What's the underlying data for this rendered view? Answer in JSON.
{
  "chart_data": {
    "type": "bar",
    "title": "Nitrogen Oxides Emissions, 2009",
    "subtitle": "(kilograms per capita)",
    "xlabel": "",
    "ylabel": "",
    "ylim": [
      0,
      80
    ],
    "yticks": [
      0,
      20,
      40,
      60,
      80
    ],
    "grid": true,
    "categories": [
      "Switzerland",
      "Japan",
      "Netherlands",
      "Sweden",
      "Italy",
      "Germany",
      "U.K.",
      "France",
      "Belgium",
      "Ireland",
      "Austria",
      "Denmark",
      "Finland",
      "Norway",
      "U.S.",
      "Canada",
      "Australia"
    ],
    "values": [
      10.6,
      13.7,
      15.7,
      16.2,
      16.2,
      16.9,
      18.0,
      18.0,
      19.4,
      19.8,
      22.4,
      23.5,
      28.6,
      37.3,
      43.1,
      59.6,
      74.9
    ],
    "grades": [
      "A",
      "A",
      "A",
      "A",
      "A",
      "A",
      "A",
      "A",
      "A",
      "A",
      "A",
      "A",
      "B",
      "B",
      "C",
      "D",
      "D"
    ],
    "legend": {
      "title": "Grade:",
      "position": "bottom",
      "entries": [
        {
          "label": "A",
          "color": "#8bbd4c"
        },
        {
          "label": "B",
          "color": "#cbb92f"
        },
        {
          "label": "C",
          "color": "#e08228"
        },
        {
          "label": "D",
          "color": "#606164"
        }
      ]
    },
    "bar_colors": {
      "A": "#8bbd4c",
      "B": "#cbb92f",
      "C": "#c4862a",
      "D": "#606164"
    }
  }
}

## DIRECTIONS
Copy every line of the records word for word.

## RESULT FOR THIS EXERCISE
What's the underlying data for this rendered view? Answer in JSON.
{
  "chart_data": {
    "type": "bar",
    "title": "Nitrogen Oxides Emissions, 2009",
    "subtitle": "(kilograms per capita)",
    "xlabel": "",
    "ylabel": "",
    "ylim": [
      0,
      80
    ],
    "yticks": [
      0,
      20,
      40,
      60,
      80
    ],
    "grid": true,
    "categories": [
      "Switzerland",
      "Japan",
      "Netherlands",
      "Sweden",
      "Italy",
      "Germany",
      "U.K.",
      "France",
      "Belgium",
      "Ireland",
      "Austria",
      "Denmark",
      "Finland",
      "Norway",
      "U.S.",
      "Canada",
      "Australia"
    ],
    "values": [
      10.6,
      13.7,
      15.7,
      16.2,
      16.2,
      16.9,
      18.0,
      18.0,
      19.4,
      19.8,
      22.4,
      23.5,
      28.6,
      37.3,
      43.1,
      59.6,
      74.9
    ],
    "grades": [
      "A",
      "A",
      "A",
      "A",
      "A",
      "A",
      "A",
      "A",
      "A",
      "A",
      "A",
      "A",
      "B",
      "B",
      "C",
      "D",
      "D"
    ],
    "legend": {
      "title": "Grade:",
      "position": "bottom",
      "entries": [
        {
          "label": "A",
          "color": "#8bbd4c"
        },
        {
          "label": "B",
          "color": "#cbb92f"
        },
        {
          "label": "C",
          "color": "#e08228"
        },
        {
          "label": "D",
          "color": "#606164"
        }
      ]
    },
    "bar_colors": {
      "A": "#8bbd4c",
      "B": "#cbb92f",
      "C": "#c4862a",
      "D": "#606164"
    }
  }
}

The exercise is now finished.